===== Text passage

M

Home > Nonfiction > M > Page 25
M Page 25

by Andrew Cook


  They were left alone by a deferential Governor, and ‘Robinson’ began to make casual conversation.

  ‘Is the confinement irksome to you?’

  ‘Naturally.’ I looked him straight in the face. ‘I am a philosopher. Kismet, Captain.’

  ‘Oh – ho’, he exclaimed. ‘You address me as Captain. Wherefore this knowledge? We have never met.’

  ‘No’, I replied. ‘But I have associated too long with various types of army officer not to be able to detect a British cavalry officer. Formerly of an Hussar regiment, I take it?’ [Kell was in the South Staffordshire Regiment]

  He laughed for some time…

  How could Graves stay inside after this? It would be like keeping Sherlock Holmes banged up. They immediately reached a gentlemen’s agreement and Graves changed sides. The following day the Lieutenant-Governor escorted his distinguished prisoner by train to London and handed him over to ‘Captain Robinson’. Graves stayed overnight at the Russell Hotel before keeping a luncheon appointment with Robinson at Morley’s Hotel in Trafalgar Square.

  There another gentleman joined us – a Mr Morgan, whom I easily judged and afterwards knew to be of the English Secret Service. Presently Morgan told me that I was to drive with Captain Robinson to Downing Street that afternoon.

  ‘One of our ministers wishes to see you’, he explained.

  There follows a highly unlikely interview with Sir Edward Grey.

  It is all preposterous. Graves got out of jail early, as all model prisoners may, and did, as he says, go to America. Whether or not anyone, either German or English, thought of employing him on a ‘mission’ there is doubtful. According to Steinhauer, ‘most of the letters and telegrams he sent from Glasgow contained nothing but requests for money, which is always the way with these swindlers’.21 And an SSB ‘List of persons to be arrested in case of war’ drawn up in July 191422 contains his name, marked ‘in America’.23 But by 1914 he, at least, knew or had been told about Mr Morgan.

==========
===== Data excerpts

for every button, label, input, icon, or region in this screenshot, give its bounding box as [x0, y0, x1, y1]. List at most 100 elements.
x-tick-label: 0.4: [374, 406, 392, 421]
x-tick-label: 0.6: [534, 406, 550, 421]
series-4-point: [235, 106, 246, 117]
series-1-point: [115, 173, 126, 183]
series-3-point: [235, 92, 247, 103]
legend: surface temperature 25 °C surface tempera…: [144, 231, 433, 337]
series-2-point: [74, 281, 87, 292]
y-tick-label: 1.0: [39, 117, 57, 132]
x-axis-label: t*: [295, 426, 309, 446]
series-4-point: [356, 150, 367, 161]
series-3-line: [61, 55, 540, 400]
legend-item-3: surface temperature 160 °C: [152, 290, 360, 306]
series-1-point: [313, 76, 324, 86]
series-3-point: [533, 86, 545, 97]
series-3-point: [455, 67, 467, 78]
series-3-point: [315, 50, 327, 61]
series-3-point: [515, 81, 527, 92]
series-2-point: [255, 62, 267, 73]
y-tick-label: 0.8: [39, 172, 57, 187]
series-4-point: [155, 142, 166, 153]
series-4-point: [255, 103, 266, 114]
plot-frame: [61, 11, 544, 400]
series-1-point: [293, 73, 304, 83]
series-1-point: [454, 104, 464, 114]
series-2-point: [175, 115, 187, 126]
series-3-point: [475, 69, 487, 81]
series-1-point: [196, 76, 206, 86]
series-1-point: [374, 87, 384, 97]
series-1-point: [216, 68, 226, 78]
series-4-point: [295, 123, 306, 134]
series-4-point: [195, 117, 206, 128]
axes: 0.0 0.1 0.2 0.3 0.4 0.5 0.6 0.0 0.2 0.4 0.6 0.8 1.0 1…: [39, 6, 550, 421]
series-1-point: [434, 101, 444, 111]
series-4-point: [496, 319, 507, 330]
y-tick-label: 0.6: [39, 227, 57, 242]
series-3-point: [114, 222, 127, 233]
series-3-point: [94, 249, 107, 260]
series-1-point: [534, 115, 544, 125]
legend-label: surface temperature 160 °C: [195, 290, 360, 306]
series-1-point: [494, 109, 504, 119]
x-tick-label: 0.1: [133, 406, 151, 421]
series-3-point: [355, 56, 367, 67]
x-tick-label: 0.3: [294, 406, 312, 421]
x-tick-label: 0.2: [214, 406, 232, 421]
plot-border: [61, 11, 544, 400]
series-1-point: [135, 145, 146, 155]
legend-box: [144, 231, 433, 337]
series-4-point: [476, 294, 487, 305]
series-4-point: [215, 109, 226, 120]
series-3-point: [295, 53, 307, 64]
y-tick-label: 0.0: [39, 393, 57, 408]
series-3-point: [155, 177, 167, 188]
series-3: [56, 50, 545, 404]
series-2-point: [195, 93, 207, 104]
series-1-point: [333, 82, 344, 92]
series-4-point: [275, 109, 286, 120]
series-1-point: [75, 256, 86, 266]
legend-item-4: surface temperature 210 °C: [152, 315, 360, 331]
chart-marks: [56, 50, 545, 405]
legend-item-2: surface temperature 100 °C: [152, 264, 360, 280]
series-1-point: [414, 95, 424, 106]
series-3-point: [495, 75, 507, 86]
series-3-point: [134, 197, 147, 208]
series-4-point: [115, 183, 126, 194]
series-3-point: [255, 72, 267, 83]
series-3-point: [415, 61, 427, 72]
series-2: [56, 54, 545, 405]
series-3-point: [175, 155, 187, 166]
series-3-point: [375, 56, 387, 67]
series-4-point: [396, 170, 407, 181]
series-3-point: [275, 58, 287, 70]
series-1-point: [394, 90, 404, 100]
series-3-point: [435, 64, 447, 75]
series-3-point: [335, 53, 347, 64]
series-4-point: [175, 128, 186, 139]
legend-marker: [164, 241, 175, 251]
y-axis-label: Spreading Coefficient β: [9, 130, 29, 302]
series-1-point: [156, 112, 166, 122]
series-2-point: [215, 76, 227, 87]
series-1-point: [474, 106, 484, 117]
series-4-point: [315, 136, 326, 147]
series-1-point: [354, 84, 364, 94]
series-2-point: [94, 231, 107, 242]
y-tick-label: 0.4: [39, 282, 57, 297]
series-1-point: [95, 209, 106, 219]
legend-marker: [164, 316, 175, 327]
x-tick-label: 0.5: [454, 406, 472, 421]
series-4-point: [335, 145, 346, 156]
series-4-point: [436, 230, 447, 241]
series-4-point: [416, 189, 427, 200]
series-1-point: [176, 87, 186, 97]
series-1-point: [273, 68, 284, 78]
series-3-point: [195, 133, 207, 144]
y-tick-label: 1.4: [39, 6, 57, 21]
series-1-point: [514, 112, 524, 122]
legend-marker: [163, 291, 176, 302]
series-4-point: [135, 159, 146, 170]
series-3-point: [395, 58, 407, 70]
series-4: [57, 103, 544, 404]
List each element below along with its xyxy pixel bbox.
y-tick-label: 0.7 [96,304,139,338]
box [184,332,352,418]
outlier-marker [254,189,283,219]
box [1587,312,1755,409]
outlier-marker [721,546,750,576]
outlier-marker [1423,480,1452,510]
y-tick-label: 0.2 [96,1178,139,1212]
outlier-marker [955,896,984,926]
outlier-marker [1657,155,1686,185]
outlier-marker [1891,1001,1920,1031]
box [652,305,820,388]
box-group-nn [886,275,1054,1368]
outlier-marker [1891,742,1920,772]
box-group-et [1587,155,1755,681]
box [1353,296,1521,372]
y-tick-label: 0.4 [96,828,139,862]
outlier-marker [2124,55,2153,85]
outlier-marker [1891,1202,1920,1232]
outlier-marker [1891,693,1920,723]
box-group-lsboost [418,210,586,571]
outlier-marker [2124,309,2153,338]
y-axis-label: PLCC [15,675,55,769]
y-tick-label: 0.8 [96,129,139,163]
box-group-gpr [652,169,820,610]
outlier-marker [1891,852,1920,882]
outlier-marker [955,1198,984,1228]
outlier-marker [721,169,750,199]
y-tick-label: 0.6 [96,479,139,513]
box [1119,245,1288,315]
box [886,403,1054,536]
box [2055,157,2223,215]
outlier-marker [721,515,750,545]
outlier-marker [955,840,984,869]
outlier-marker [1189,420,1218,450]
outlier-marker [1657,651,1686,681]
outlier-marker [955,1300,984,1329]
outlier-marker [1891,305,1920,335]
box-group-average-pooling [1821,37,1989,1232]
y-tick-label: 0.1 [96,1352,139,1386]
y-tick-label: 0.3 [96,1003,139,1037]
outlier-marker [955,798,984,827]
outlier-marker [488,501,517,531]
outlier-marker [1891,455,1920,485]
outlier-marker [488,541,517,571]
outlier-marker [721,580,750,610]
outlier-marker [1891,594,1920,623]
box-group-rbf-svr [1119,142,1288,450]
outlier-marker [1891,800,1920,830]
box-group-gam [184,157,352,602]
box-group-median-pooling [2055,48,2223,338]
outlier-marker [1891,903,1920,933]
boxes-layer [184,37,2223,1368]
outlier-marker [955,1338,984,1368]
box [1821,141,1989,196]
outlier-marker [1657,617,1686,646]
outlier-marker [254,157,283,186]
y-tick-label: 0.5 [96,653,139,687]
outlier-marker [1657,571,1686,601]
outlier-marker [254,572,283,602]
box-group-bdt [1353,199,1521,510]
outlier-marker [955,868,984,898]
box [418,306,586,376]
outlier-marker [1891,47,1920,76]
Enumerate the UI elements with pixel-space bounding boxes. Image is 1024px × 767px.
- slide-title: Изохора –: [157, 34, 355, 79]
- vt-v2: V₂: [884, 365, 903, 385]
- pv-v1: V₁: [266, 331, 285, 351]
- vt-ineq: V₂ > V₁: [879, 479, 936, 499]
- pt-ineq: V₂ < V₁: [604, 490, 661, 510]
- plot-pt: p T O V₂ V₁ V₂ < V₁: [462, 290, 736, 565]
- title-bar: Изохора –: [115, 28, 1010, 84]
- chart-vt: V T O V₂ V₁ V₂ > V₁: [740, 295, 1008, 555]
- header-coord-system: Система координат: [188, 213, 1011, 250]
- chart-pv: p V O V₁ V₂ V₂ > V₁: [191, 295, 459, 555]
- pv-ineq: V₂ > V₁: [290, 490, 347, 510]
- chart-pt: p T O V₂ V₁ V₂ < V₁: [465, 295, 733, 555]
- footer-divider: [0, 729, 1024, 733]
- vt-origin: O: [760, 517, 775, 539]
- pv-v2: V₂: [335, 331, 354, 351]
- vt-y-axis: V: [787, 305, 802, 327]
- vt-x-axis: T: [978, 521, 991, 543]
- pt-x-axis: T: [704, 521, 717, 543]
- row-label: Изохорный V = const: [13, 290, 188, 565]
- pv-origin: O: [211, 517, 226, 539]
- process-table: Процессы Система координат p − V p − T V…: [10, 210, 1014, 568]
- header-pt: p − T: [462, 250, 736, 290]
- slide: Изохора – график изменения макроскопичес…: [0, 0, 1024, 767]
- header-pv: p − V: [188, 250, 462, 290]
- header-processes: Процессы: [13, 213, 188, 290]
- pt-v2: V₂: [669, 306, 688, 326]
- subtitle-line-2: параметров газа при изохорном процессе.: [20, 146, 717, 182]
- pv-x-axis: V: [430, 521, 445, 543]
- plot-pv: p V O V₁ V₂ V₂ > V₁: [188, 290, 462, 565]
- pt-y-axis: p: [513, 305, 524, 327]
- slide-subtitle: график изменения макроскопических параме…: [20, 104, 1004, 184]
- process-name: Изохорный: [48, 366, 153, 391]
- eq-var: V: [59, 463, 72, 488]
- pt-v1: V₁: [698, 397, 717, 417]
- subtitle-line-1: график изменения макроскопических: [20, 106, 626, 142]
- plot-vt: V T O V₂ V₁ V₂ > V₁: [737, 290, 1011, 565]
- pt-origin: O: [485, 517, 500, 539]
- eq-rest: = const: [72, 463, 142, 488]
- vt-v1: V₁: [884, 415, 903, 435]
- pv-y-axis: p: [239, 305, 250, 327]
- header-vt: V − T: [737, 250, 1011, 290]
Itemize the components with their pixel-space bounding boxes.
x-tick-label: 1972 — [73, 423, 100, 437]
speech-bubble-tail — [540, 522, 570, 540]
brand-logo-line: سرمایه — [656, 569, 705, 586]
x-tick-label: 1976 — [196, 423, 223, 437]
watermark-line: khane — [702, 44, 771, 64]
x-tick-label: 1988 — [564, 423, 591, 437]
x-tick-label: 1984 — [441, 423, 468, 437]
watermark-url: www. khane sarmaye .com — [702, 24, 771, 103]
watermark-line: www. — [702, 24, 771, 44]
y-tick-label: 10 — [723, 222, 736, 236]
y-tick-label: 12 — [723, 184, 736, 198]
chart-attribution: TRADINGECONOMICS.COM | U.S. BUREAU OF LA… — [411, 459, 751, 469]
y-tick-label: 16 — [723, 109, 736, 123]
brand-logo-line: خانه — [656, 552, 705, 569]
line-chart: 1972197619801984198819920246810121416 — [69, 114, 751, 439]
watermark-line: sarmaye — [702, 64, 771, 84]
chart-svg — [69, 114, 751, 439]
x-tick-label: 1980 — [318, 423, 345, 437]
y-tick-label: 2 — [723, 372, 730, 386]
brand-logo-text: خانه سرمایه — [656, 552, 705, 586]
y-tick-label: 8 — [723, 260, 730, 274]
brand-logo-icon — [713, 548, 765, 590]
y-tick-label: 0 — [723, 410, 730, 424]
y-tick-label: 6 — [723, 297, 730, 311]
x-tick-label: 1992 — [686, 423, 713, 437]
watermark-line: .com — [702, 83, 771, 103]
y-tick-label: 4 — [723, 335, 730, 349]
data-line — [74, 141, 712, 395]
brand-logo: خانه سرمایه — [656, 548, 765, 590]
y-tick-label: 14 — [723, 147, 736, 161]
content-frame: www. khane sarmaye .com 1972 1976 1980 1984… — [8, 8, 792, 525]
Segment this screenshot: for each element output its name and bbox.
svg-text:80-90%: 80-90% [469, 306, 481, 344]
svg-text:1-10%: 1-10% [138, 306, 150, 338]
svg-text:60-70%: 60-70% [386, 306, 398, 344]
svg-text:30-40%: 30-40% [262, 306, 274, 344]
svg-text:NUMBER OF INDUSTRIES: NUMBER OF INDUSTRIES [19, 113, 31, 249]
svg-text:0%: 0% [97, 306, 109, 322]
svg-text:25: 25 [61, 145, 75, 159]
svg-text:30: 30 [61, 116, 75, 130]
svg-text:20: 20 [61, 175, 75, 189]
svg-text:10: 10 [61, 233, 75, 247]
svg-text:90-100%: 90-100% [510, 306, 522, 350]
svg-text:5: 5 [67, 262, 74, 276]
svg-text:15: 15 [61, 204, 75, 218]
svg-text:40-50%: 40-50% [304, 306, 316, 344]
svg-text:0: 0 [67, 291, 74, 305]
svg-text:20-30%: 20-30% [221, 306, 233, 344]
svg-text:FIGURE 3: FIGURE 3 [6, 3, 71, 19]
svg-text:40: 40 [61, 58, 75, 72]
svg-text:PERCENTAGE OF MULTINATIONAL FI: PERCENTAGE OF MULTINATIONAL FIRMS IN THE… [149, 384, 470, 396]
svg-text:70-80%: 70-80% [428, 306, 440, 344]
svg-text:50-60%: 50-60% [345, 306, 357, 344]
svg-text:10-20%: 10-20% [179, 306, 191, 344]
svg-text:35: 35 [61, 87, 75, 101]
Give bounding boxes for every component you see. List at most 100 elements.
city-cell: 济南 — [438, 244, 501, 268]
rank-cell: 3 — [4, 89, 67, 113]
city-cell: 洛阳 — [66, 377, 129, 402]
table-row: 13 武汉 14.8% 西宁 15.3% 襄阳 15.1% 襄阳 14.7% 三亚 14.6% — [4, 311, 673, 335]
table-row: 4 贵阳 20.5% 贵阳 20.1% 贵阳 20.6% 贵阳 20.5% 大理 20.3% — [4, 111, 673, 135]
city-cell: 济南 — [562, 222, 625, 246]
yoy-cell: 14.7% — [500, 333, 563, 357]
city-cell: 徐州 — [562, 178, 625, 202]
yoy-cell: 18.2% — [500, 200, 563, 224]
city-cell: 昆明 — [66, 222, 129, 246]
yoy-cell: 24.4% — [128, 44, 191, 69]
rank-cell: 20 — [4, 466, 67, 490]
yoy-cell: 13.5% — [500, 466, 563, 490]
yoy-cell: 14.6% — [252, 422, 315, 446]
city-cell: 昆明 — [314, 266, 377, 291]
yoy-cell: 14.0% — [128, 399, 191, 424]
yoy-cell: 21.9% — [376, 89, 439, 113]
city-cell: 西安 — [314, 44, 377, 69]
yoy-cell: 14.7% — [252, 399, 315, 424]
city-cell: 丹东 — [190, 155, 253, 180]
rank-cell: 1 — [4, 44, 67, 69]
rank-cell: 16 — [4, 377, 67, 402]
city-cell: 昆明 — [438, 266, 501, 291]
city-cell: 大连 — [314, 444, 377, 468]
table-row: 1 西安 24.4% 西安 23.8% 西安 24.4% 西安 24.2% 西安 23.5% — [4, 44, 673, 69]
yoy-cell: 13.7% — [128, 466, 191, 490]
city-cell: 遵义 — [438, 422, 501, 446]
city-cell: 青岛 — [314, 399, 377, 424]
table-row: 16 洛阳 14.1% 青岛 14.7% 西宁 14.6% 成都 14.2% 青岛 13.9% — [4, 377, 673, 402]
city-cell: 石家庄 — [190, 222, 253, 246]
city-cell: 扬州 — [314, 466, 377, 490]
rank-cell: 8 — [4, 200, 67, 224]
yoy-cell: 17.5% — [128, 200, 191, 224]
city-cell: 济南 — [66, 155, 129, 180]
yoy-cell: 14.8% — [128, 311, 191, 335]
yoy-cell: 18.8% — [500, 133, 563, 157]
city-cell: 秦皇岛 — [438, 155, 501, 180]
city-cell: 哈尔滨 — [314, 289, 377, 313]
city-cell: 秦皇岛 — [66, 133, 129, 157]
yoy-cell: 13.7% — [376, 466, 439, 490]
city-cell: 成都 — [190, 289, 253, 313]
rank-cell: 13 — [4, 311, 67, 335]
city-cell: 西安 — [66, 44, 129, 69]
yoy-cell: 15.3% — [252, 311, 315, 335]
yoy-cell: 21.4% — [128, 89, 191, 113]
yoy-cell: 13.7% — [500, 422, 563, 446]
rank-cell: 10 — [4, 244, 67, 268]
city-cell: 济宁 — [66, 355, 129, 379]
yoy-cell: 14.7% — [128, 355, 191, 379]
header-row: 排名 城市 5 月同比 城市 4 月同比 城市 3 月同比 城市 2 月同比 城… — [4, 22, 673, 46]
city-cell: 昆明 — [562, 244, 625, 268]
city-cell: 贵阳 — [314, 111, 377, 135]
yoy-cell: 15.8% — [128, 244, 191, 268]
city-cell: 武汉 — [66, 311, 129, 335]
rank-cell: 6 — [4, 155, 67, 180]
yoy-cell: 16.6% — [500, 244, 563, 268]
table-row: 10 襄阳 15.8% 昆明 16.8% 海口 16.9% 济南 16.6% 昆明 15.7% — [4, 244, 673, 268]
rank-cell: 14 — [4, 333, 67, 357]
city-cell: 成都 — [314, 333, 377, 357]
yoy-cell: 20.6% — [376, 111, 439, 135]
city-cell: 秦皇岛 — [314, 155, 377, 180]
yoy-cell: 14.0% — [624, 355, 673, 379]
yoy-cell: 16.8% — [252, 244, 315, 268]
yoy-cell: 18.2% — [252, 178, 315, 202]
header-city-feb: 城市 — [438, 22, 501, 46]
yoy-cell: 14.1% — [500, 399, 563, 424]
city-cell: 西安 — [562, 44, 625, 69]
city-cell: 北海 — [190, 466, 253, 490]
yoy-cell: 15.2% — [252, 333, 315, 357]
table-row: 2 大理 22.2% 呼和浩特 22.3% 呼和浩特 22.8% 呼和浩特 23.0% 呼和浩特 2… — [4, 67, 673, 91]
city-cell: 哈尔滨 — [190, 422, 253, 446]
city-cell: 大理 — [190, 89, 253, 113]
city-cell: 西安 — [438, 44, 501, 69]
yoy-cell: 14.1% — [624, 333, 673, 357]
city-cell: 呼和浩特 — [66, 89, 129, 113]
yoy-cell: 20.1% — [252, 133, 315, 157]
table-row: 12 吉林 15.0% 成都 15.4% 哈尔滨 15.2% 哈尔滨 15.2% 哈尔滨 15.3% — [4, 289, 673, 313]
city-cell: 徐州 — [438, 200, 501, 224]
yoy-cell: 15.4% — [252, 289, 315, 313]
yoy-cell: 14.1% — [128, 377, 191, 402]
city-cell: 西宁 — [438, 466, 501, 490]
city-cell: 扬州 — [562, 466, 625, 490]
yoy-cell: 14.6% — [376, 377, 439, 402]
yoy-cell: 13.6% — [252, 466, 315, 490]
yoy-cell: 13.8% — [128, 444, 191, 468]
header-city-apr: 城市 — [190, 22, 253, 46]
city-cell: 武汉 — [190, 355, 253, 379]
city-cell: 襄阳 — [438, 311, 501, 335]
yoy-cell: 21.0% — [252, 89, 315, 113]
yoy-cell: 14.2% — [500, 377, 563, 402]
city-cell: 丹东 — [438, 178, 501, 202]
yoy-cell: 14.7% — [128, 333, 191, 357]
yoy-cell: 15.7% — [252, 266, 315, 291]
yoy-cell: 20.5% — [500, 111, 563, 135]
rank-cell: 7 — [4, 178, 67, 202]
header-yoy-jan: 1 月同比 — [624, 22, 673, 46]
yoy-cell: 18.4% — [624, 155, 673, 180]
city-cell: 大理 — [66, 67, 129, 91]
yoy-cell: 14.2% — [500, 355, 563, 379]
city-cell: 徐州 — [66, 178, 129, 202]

==========

#### Instructions for the task
Retype the Graves passage between "There another gentleman" and "Sir Edward Grey.", inclusive, with no changes.

#### Answer to the problem
There another gentleman joined us – a Mr Morgan, whom I easily judged and afterwards knew to be of the English Secret Service. Presently Morgan told me that I was to drive with Captain Robinson to Downing Street that afternoon.

  ‘One of our ministers wishes to see you’, he explained.

  There follows a highly unlikely interview with Sir Edward Grey.